● **What you have to do**
Reproduce every one of the lines below word for word, leaving out any picture.

── Raw records

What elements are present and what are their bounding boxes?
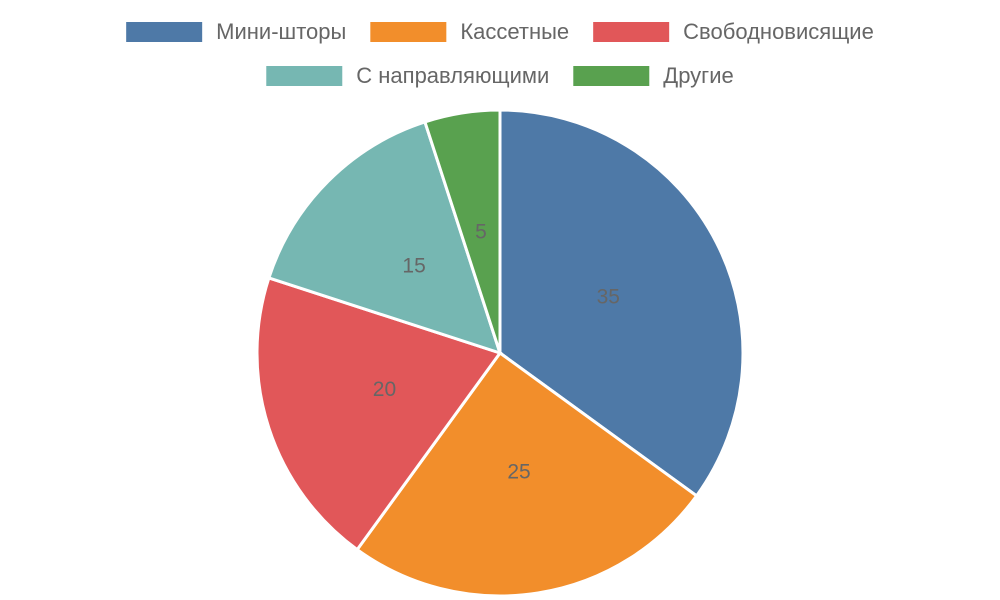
legend-item: Кассетные <box>370 19 569 44</box>
slice-label: 15 <box>402 255 425 278</box>
legend-label: С направляющими <box>356 63 549 88</box>
legend-label: Свободновисящие <box>683 19 874 44</box>
pie-slice <box>355 350 699 598</box>
legend-swatch <box>266 66 343 86</box>
slice-label: 5 <box>475 221 487 244</box>
legend-swatch <box>370 22 447 42</box>
legend-item: Мини-шторы <box>126 19 346 44</box>
slice-label: 20 <box>373 378 396 401</box>
legend-swatch <box>593 22 670 42</box>
slice-label: 25 <box>507 461 530 484</box>
slice-label: 35 <box>597 285 620 308</box>
legend-label: Мини-шторы <box>216 19 346 44</box>
legend-label: Другие <box>663 63 733 88</box>
pie-slice <box>255 276 503 552</box>
legend-swatch <box>573 66 650 86</box>
pie-slice <box>423 108 502 354</box>
legend-swatch <box>126 22 203 42</box>
legend-item: Свободновисящие <box>593 19 874 44</box>
legend-item: Другие <box>573 63 734 88</box>
pie-slice <box>498 108 745 498</box>
legend-item: С направляющими <box>266 63 549 88</box>
legend-label: Кассетные <box>460 19 569 44</box>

────

● **Solution for this problem**
What elements are present and what are their bounding boxes?
legend-item: Кассетные <box>370 19 569 44</box>
slice-label: 15 <box>402 255 425 278</box>
legend-label: С направляющими <box>356 63 549 88</box>
legend-label: Свободновисящие <box>683 19 874 44</box>
pie-slice <box>355 350 699 598</box>
legend-swatch <box>266 66 343 86</box>
slice-label: 5 <box>475 221 487 244</box>
legend-swatch <box>370 22 447 42</box>
legend-item: Мини-шторы <box>126 19 346 44</box>
slice-label: 20 <box>373 378 396 401</box>
legend-swatch <box>593 22 670 42</box>
slice-label: 25 <box>507 461 530 484</box>
slice-label: 35 <box>597 285 620 308</box>
legend-label: Мини-шторы <box>216 19 346 44</box>
legend-label: Другие <box>663 63 733 88</box>
pie-slice <box>255 276 503 552</box>
legend-swatch <box>573 66 650 86</box>
pie-slice <box>423 108 502 354</box>
legend-swatch <box>126 22 203 42</box>
legend-item: Свободновисящие <box>593 19 874 44</box>
legend-item: Другие <box>573 63 734 88</box>
pie-slice <box>498 108 745 498</box>
legend-item: С направляющими <box>266 63 549 88</box>
legend-label: Кассетные <box>460 19 569 44</box>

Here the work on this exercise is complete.